Records from a dataset
====
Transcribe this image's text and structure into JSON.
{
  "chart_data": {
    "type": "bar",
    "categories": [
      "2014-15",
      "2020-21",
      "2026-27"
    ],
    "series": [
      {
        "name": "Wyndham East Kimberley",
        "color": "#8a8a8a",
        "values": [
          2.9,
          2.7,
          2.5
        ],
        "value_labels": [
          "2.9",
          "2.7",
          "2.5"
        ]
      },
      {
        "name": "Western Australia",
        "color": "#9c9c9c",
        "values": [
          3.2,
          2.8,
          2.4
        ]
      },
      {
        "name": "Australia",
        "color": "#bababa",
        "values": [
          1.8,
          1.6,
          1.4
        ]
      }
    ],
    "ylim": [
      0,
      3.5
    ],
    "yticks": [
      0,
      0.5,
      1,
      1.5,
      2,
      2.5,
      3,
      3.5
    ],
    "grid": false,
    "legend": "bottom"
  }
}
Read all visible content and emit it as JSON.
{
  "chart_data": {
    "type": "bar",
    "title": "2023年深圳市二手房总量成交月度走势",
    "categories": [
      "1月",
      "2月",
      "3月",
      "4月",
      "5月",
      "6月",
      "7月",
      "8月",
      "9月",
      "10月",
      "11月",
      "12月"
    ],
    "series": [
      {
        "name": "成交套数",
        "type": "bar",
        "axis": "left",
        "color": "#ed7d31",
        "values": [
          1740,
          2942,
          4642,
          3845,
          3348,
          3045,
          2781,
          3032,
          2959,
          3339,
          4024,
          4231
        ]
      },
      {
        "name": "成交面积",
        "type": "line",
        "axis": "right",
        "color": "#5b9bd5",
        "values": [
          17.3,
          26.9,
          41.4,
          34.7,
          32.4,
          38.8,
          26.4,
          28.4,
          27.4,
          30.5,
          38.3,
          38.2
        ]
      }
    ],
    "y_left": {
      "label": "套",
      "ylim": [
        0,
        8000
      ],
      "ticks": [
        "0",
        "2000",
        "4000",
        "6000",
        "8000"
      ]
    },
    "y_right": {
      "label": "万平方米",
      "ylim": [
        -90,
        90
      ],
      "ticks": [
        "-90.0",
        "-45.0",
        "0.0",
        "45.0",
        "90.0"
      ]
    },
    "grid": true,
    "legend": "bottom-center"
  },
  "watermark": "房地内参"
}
====
### [Directions for this task]
Exactly as written, please output every entry.

### [Result below]
Transcribe this image's text and structure into JSON.
{
  "chart_data": {
    "type": "bar",
    "categories": [
      "2014-15",
      "2020-21",
      "2026-27"
    ],
    "series": [
      {
        "name": "Wyndham East Kimberley",
        "color": "#8a8a8a",
        "values": [
          2.9,
          2.7,
          2.5
        ],
        "value_labels": [
          "2.9",
          "2.7",
          "2.5"
        ]
      },
      {
        "name": "Western Australia",
        "color": "#9c9c9c",
        "values": [
          3.2,
          2.8,
          2.4
        ]
      },
      {
        "name": "Australia",
        "color": "#bababa",
        "values": [
          1.8,
          1.6,
          1.4
        ]
      }
    ],
    "ylim": [
      0,
      3.5
    ],
    "yticks": [
      0,
      0.5,
      1,
      1.5,
      2,
      2.5,
      3,
      3.5
    ],
    "grid": false,
    "legend": "bottom"
  }
}
Read all visible content and emit it as JSON.
{
  "chart_data": {
    "type": "bar",
    "title": "2023年深圳市二手房总量成交月度走势",
    "categories": [
      "1月",
      "2月",
      "3月",
      "4月",
      "5月",
      "6月",
      "7月",
      "8月",
      "9月",
      "10月",
      "11月",
      "12月"
    ],
    "series": [
      {
        "name": "成交套数",
        "type": "bar",
        "axis": "left",
        "color": "#ed7d31",
        "values": [
          1740,
          2942,
          4642,
          3845,
          3348,
          3045,
          2781,
          3032,
          2959,
          3339,
          4024,
          4231
        ]
      },
      {
        "name": "成交面积",
        "type": "line",
        "axis": "right",
        "color": "#5b9bd5",
        "values": [
          17.3,
          26.9,
          41.4,
          34.7,
          32.4,
          38.8,
          26.4,
          28.4,
          27.4,
          30.5,
          38.3,
          38.2
        ]
      }
    ],
    "y_left": {
      "label": "套",
      "ylim": [
        0,
        8000
      ],
      "ticks": [
        "0",
        "2000",
        "4000",
        "6000",
        "8000"
      ]
    },
    "y_right": {
      "label": "万平方米",
      "ylim": [
        -90,
        90
      ],
      "ticks": [
        "-90.0",
        "-45.0",
        "0.0",
        "45.0",
        "90.0"
      ]
    },
    "grid": true,
    "legend": "bottom-center"
  },
  "watermark": "房地内参"
}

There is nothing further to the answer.